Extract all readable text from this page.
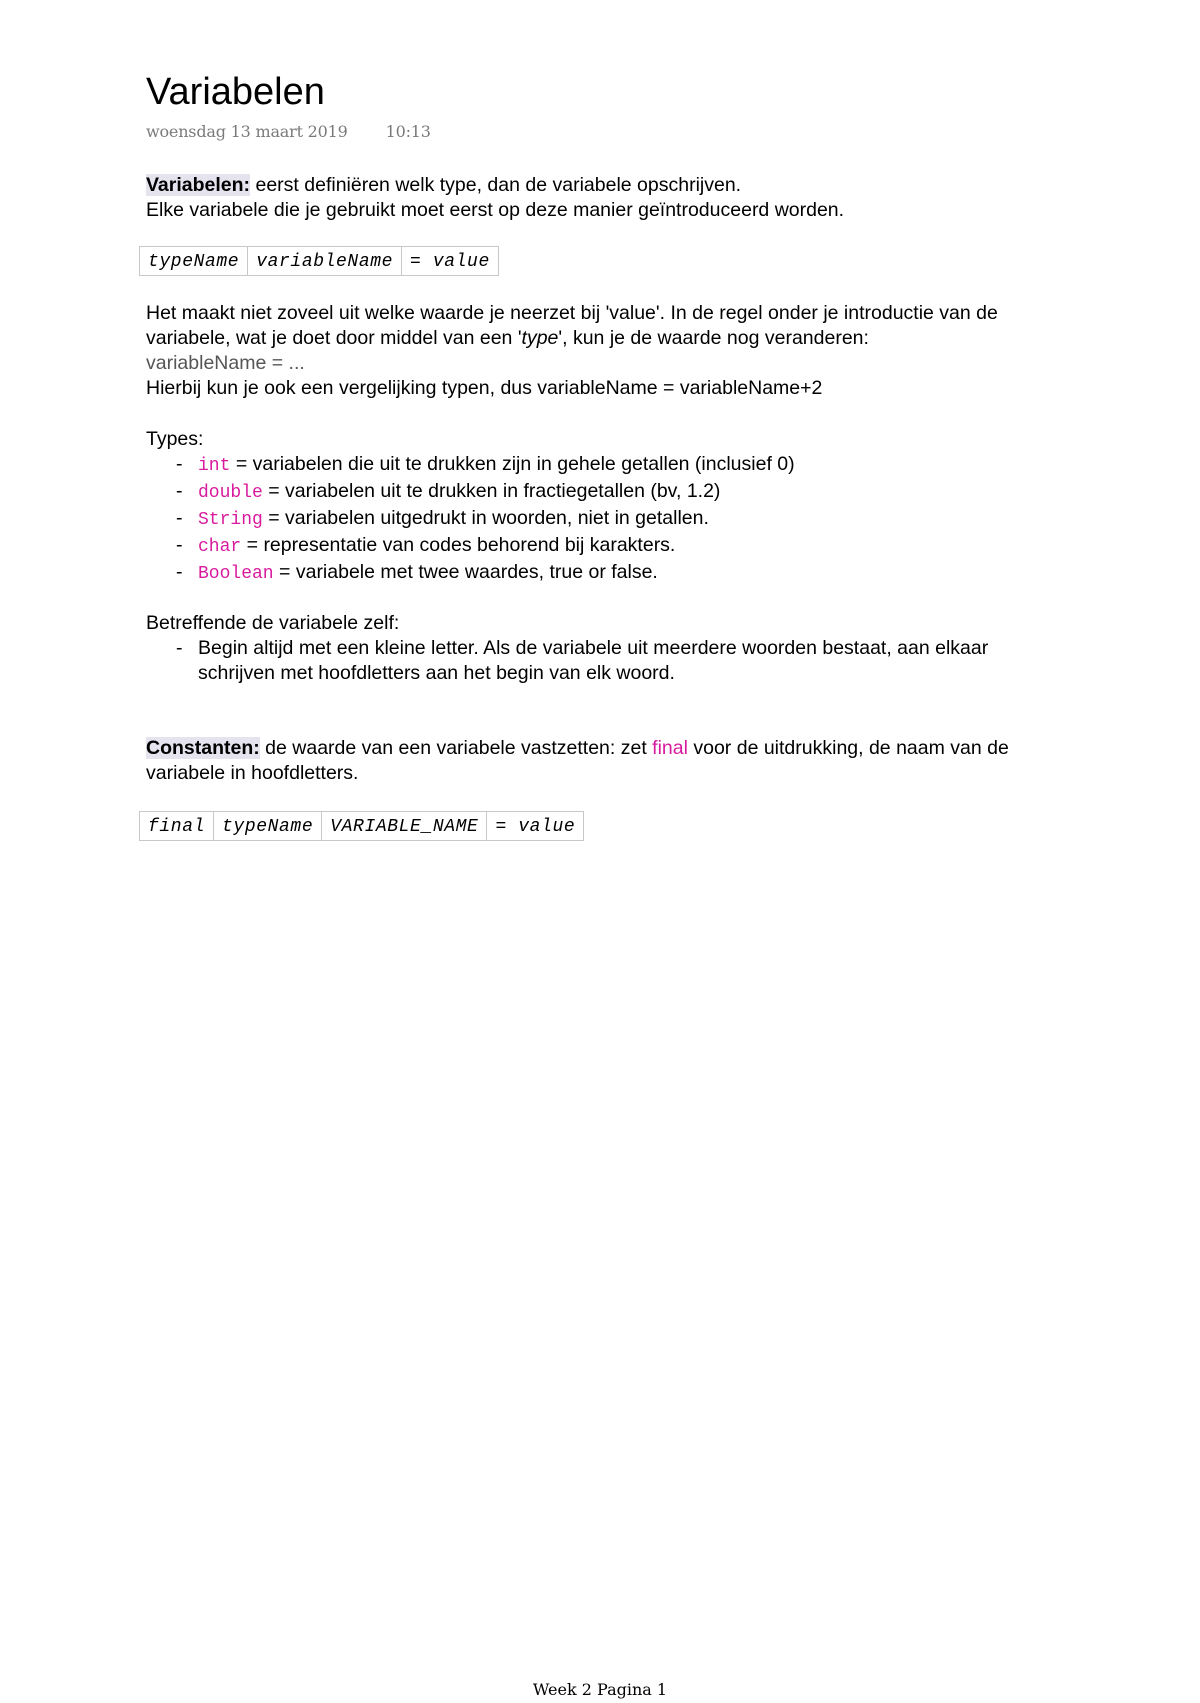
Variabelen
woensdag 13 maart 2019 10:13
Variabelen: eerst definiëren welk type, dan de variabele opschrijven.
Elke variabele die je gebruikt moet eerst op deze manier geïntroduceerd worden.
typeName	variableName	= value
Het maakt niet zoveel uit welke waarde je neerzet bij 'value'. In de regel onder je introductie van de variabele, wat je doet door middel van een 'type', kun je de waarde nog veranderen:
variableName = ...
Hierbij kun je ook een vergelijking typen, dus variableName = variableName+2
Types:
- int = variabelen die uit te drukken zijn in gehele getallen (inclusief 0)
- double = variabelen uit te drukken in fractiegetallen (bv, 1.2)
- String = variabelen uitgedrukt in woorden, niet in getallen.
- char = representatie van codes behorend bij karakters.
- Boolean = variabele met twee waardes, true or false.
Betreffende de variabele zelf:
- Begin altijd met een kleine letter. Als de variabele uit meerdere woorden bestaat, aan elkaar schrijven met hoofdletters aan het begin van elk woord.
Constanten: de waarde van een variabele vastzetten: zet final voor de uitdrukking, de naam van de variabele in hoofdletters.
final	typeName	VARIABLE_NAME	= value
Week 2 Pagina 1
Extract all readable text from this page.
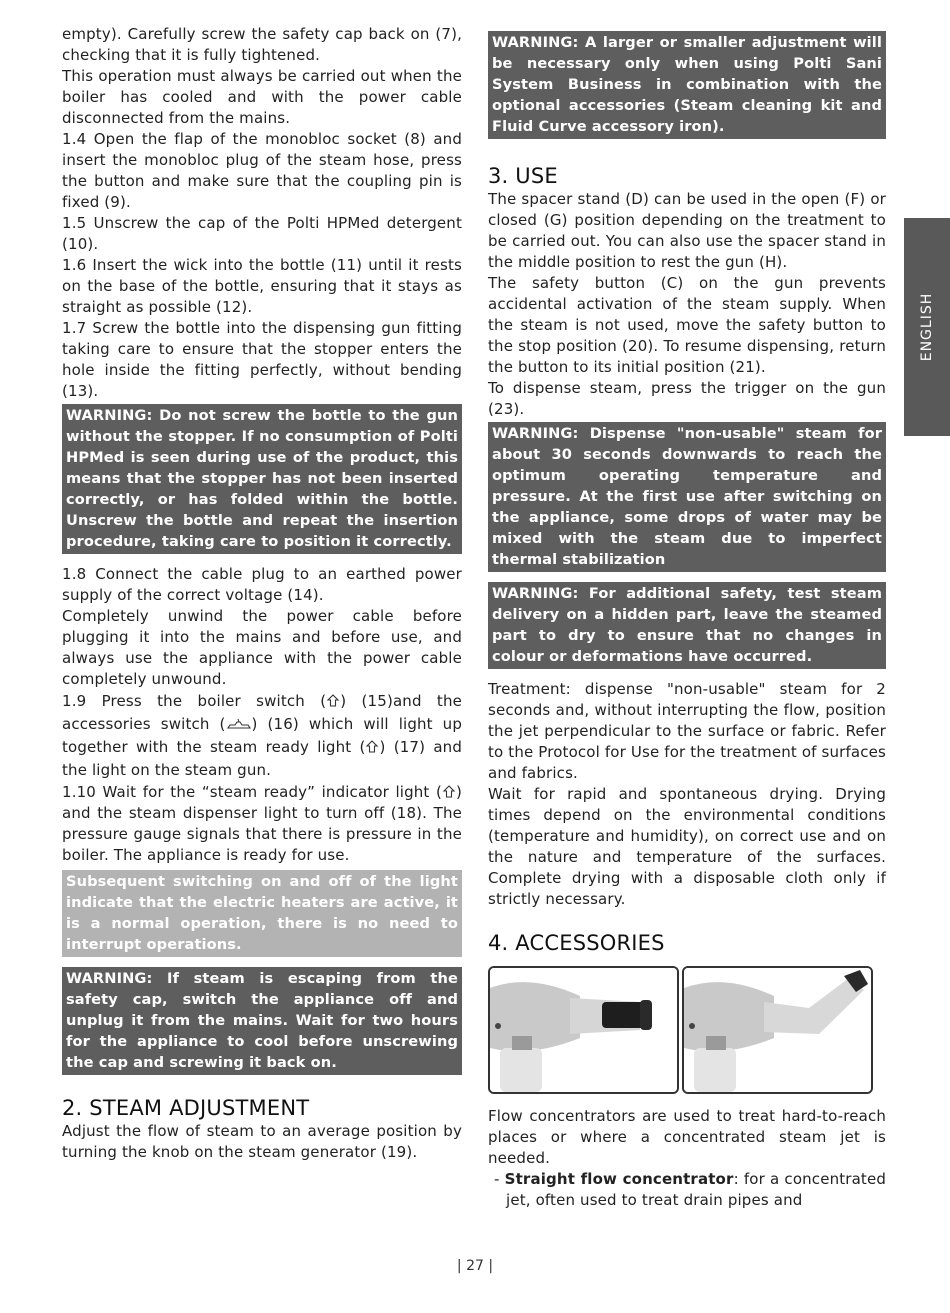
empty). Carefully screw the safety cap back on (7), checking that it is fully tightened.

This operation must always be carried out when the boiler has cooled and with the power cable disconnected from the mains.

1.4 Open the flap of the monobloc socket (8) and insert the monobloc plug of the steam hose, press the button and make sure that the coupling pin is fixed (9).

1.5 Unscrew the cap of the Polti HPMed detergent (10).

1.6 Insert the wick into the bottle (11) until it rests on the base of the bottle, ensuring that it stays as straight as possible (12).

1.7 Screw the bottle into the dispensing gun fitting taking care to ensure that the stopper enters the hole inside the fitting perfectly, without bending (13).

WARNING: Do not screw the bottle to the gun without the stopper. If no consumption of Polti HPMed is seen during use of the product, this means that the stopper has not been inserted correctly, or has folded within the bottle. Unscrew the bottle and repeat the insertion procedure, taking care to position it correctly.

1.8 Connect the cable plug to an earthed power supply of the correct voltage (14).

Completely unwind the power cable before plugging it into the mains and before use, and always use the appliance with the power cable completely unwound.

1.9 Press the boiler switch ( ) (15)and the accessories switch ( ) (16) which will light up together with the steam ready light ( ) (17) and the light on the steam gun.

1.10 Wait for the “steam ready” indicator light ( ) and the steam dispenser light to turn off (18). The pressure gauge signals that there is pressure in the boiler. The appliance is ready for use.

Subsequent switching on and off of the light indicate that the electric heaters are active, it is a normal operation, there is no need to interrupt operations.
WARNING: If steam is escaping from the safety cap, switch the appliance off and unplug it from the mains. Wait for two hours for the appliance to cool before unscrewing the cap and screwing it back on.
2. STEAM ADJUSTMENT

Adjust the flow of steam to an average position by turning the knob on the steam generator (19).

WARNING: A larger or smaller adjustment will be necessary only when using Polti Sani System Business in combination with the optional accessories (Steam cleaning kit and Fluid Curve accessory iron).
3. USE

The spacer stand (D) can be used in the open (F) or closed (G) position depending on the treatment to be carried out. You can also use the spacer stand in the middle position to rest the gun (H).

The safety button (C) on the gun prevents accidental activation of the steam supply. When the steam is not used, move the safety button to the stop position (20). To resume dispensing, return the button to its initial position (21).

To dispense steam, press the trigger on the gun (23).

WARNING: Dispense "non-usable" steam for about 30 seconds downwards to reach the optimum operating temperature and pressure. At the first use after switching on the appliance, some drops of water may be mixed with the steam due to imperfect thermal stabilization
WARNING: For additional safety, test steam delivery on a hidden part, leave the steamed part to dry to ensure that no changes in colour or deformations have occurred.

Treatment: dispense "non-usable" steam for 2 seconds and, without interrupting the flow, position the jet perpendicular to the surface or fabric. Refer to the Protocol for Use for the treatment of surfaces and fabrics.

Wait for rapid and spontaneous drying. Drying times depend on the environmental conditions (temperature and humidity), on correct use and on the nature and temperature of the surfaces. Complete drying with a disposable cloth only if strictly necessary.

4. ACCESSORIES

Flow concentrators are used to treat hard-to-reach places or where a concentrated steam jet is needed.

- Straight flow concentrator: for a concentrated jet, often used to treat drain pipes and

ENGLISH
| 27 |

::::::::

_TASK DETAILS_.
Show, from the material above, each line that includes the string "concentrated".

_SOLUTION FOR THIS TASK_.
Flow concentrators are used to treat hard-to-reach places or where a concentrated steam jet is needed.
- Straight flow concentrator: for a concentrated jet, often used to treat drain pipes and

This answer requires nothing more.